OBJECTIVE:
Leave out the pictures and copy each record below exactly.

RECORDS FOR PROCESSING:
───

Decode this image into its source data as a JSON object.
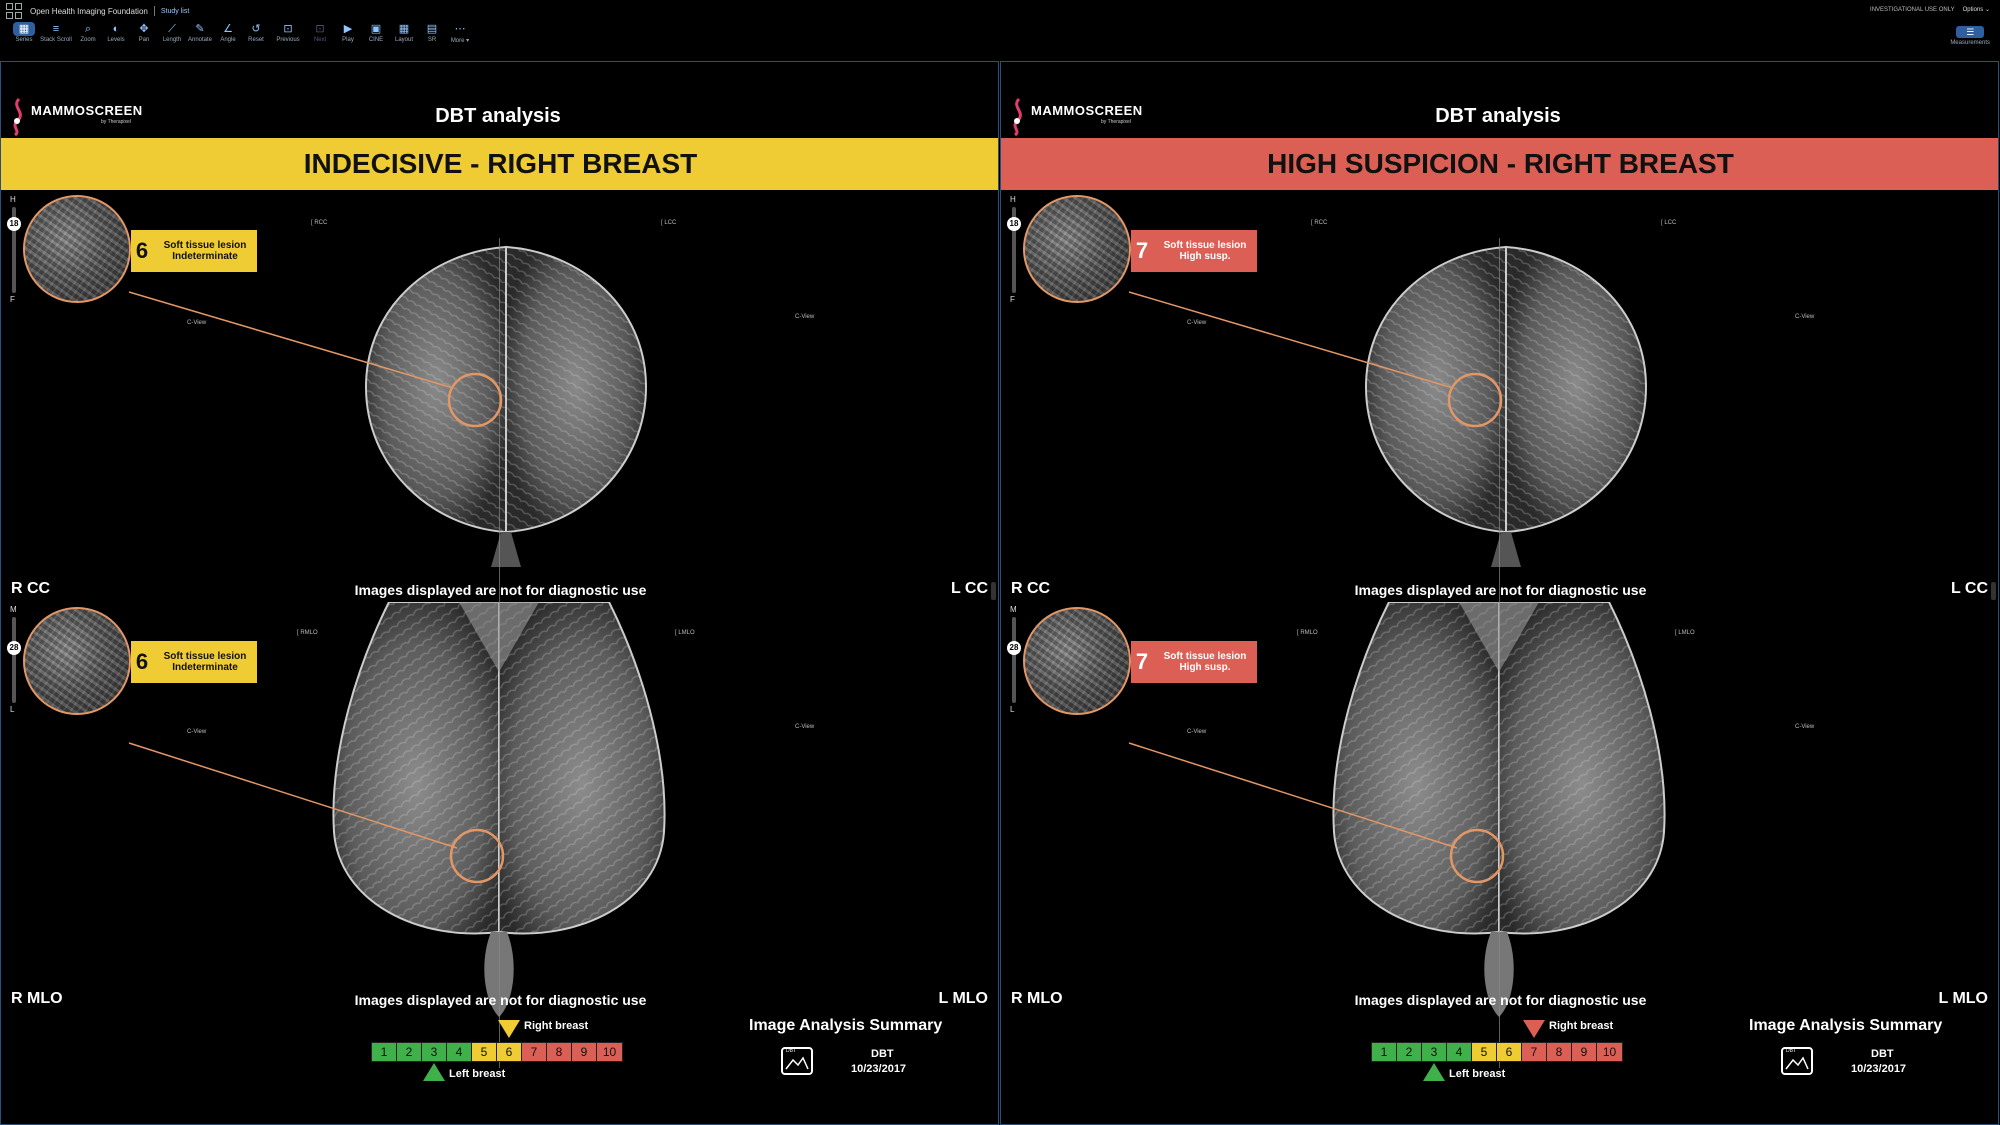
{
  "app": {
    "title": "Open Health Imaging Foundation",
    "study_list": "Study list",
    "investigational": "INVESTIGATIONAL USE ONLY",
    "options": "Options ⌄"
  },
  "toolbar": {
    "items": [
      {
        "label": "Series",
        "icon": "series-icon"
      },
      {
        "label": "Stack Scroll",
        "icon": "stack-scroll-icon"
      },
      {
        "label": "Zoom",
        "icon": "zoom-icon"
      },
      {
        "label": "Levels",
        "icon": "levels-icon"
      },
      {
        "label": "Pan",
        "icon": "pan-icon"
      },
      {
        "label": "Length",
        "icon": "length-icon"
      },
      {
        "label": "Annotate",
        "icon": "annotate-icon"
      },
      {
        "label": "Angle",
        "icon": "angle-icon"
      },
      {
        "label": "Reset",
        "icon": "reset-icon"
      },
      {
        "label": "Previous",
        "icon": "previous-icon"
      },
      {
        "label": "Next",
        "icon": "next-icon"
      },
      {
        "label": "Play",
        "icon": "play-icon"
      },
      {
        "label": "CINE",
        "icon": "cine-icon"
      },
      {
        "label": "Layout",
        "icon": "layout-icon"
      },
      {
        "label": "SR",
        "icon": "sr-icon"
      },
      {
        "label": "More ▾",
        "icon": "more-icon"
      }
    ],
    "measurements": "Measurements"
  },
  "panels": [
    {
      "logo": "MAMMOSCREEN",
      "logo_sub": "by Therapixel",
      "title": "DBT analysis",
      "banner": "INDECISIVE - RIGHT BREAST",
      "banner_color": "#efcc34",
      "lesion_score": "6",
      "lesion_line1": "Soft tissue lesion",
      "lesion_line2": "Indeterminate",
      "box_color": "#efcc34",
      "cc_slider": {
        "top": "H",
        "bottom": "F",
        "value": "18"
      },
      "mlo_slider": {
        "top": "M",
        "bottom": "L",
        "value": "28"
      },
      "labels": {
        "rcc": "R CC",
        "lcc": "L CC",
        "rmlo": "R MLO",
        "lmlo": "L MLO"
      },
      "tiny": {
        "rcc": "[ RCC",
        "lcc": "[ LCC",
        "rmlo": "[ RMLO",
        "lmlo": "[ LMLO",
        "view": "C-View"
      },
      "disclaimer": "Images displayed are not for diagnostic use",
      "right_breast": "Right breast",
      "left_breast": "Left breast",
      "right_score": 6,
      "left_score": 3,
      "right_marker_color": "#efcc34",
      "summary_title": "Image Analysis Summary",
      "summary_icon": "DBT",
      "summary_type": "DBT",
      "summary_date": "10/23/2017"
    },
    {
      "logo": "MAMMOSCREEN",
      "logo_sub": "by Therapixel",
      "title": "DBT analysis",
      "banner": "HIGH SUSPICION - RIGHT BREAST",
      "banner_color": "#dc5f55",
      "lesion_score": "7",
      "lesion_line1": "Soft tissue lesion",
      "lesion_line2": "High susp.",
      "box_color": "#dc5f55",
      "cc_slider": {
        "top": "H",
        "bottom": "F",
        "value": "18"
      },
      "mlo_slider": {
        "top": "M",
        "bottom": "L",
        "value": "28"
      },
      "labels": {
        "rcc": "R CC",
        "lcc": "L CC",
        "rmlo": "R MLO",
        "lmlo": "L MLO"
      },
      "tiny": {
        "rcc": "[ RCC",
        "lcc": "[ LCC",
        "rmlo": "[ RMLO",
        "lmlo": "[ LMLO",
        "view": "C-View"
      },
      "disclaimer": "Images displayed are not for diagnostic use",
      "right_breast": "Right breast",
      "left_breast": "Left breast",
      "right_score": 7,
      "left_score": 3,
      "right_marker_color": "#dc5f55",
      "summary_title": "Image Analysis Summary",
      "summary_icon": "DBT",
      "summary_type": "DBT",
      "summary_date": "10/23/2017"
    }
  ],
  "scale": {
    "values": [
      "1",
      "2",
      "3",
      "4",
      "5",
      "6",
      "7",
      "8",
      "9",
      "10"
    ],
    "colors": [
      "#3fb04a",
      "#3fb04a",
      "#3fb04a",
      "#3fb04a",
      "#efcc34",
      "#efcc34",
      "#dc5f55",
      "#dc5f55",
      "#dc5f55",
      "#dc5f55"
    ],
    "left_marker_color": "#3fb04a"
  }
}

───

SOLUTION TO THIS PROBLEM:
Decode this image into its source data as a JSON object.
{
  "app": {
    "title": "Open Health Imaging Foundation",
    "study_list": "Study list",
    "investigational": "INVESTIGATIONAL USE ONLY",
    "options": "Options ⌄"
  },
  "toolbar": {
    "items": [
      {
        "label": "Series",
        "icon": "series-icon"
      },
      {
        "label": "Stack Scroll",
        "icon": "stack-scroll-icon"
      },
      {
        "label": "Zoom",
        "icon": "zoom-icon"
      },
      {
        "label": "Levels",
        "icon": "levels-icon"
      },
      {
        "label": "Pan",
        "icon": "pan-icon"
      },
      {
        "label": "Length",
        "icon": "length-icon"
      },
      {
        "label": "Annotate",
        "icon": "annotate-icon"
      },
      {
        "label": "Angle",
        "icon": "angle-icon"
      },
      {
        "label": "Reset",
        "icon": "reset-icon"
      },
      {
        "label": "Previous",
        "icon": "previous-icon"
      },
      {
        "label": "Next",
        "icon": "next-icon"
      },
      {
        "label": "Play",
        "icon": "play-icon"
      },
      {
        "label": "CINE",
        "icon": "cine-icon"
      },
      {
        "label": "Layout",
        "icon": "layout-icon"
      },
      {
        "label": "SR",
        "icon": "sr-icon"
      },
      {
        "label": "More ▾",
        "icon": "more-icon"
      }
    ],
    "measurements": "Measurements"
  },
  "panels": [
    {
      "logo": "MAMMOSCREEN",
      "logo_sub": "by Therapixel",
      "title": "DBT analysis",
      "banner": "INDECISIVE - RIGHT BREAST",
      "banner_color": "#efcc34",
      "lesion_score": "6",
      "lesion_line1": "Soft tissue lesion",
      "lesion_line2": "Indeterminate",
      "box_color": "#efcc34",
      "cc_slider": {
        "top": "H",
        "bottom": "F",
        "value": "18"
      },
      "mlo_slider": {
        "top": "M",
        "bottom": "L",
        "value": "28"
      },
      "labels": {
        "rcc": "R CC",
        "lcc": "L CC",
        "rmlo": "R MLO",
        "lmlo": "L MLO"
      },
      "tiny": {
        "rcc": "[ RCC",
        "lcc": "[ LCC",
        "rmlo": "[ RMLO",
        "lmlo": "[ LMLO",
        "view": "C-View"
      },
      "disclaimer": "Images displayed are not for diagnostic use",
      "right_breast": "Right breast",
      "left_breast": "Left breast",
      "right_score": 6,
      "left_score": 3,
      "right_marker_color": "#efcc34",
      "summary_title": "Image Analysis Summary",
      "summary_icon": "DBT",
      "summary_type": "DBT",
      "summary_date": "10/23/2017"
    },
    {
      "logo": "MAMMOSCREEN",
      "logo_sub": "by Therapixel",
      "title": "DBT analysis",
      "banner": "HIGH SUSPICION - RIGHT BREAST",
      "banner_color": "#dc5f55",
      "lesion_score": "7",
      "lesion_line1": "Soft tissue lesion",
      "lesion_line2": "High susp.",
      "box_color": "#dc5f55",
      "cc_slider": {
        "top": "H",
        "bottom": "F",
        "value": "18"
      },
      "mlo_slider": {
        "top": "M",
        "bottom": "L",
        "value": "28"
      },
      "labels": {
        "rcc": "R CC",
        "lcc": "L CC",
        "rmlo": "R MLO",
        "lmlo": "L MLO"
      },
      "tiny": {
        "rcc": "[ RCC",
        "lcc": "[ LCC",
        "rmlo": "[ RMLO",
        "lmlo": "[ LMLO",
        "view": "C-View"
      },
      "disclaimer": "Images displayed are not for diagnostic use",
      "right_breast": "Right breast",
      "left_breast": "Left breast",
      "right_score": 7,
      "left_score": 3,
      "right_marker_color": "#dc5f55",
      "summary_title": "Image Analysis Summary",
      "summary_icon": "DBT",
      "summary_type": "DBT",
      "summary_date": "10/23/2017"
    }
  ],
  "scale": {
    "values": [
      "1",
      "2",
      "3",
      "4",
      "5",
      "6",
      "7",
      "8",
      "9",
      "10"
    ],
    "colors": [
      "#3fb04a",
      "#3fb04a",
      "#3fb04a",
      "#3fb04a",
      "#efcc34",
      "#efcc34",
      "#dc5f55",
      "#dc5f55",
      "#dc5f55",
      "#dc5f55"
    ],
    "left_marker_color": "#3fb04a"
  }
}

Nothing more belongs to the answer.